**REQUIRED TASK**
Write out exactly the lines running from the line that includes "What data populates" to the end of the data, both ends included, and nothing besides.
.....
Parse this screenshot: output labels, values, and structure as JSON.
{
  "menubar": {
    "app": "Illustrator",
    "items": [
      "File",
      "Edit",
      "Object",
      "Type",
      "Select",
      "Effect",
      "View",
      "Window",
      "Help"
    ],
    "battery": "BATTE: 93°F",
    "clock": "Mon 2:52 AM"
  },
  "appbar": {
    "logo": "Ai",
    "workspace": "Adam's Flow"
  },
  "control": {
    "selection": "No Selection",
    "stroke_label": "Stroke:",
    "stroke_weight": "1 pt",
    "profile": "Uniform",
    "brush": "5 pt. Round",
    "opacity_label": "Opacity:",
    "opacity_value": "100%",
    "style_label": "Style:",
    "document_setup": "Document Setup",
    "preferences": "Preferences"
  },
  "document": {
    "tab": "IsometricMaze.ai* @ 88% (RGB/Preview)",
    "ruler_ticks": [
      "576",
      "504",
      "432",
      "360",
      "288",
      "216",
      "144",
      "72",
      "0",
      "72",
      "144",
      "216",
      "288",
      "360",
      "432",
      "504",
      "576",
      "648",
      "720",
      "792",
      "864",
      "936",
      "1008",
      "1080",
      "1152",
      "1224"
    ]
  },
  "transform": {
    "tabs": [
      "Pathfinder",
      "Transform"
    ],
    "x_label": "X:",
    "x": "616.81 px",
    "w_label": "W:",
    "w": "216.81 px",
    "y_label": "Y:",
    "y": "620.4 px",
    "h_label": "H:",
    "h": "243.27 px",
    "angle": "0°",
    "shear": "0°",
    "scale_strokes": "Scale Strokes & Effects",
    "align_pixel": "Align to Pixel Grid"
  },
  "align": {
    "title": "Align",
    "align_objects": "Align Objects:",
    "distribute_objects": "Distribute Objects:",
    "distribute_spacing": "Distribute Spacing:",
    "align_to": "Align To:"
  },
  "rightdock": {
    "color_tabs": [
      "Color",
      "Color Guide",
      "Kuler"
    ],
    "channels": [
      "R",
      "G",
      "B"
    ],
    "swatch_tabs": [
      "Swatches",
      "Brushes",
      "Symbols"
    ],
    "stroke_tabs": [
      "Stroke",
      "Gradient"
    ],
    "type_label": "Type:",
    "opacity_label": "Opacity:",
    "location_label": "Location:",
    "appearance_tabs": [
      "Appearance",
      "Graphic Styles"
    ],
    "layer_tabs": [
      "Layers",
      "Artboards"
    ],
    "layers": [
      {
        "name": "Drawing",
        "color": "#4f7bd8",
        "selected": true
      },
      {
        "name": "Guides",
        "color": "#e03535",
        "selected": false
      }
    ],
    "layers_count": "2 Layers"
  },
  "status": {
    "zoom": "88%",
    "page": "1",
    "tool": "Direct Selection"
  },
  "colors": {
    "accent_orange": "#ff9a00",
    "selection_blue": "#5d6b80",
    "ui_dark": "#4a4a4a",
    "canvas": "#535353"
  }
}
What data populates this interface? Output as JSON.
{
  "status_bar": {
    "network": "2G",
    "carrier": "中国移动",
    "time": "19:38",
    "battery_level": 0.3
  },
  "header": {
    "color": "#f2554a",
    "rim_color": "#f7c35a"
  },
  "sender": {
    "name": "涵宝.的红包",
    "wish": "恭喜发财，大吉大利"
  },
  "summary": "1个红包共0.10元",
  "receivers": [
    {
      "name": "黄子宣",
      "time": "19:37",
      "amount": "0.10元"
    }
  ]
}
.....
**WORKED SOLUTION**
What data populates this interface? Output as JSON.
{
  "status_bar": {
    "network": "2G",
    "carrier": "中国移动",
    "time": "19:38",
    "battery_level": 0.3
  },
  "header": {
    "color": "#f2554a",
    "rim_color": "#f7c35a"
  },
  "sender": {
    "name": "涵宝.的红包",
    "wish": "恭喜发财，大吉大利"
  },
  "summary": "1个红包共0.10元",
  "receivers": [
    {
      "name": "黄子宣",
      "time": "19:37",
      "amount": "0.10元"
    }
  ]
}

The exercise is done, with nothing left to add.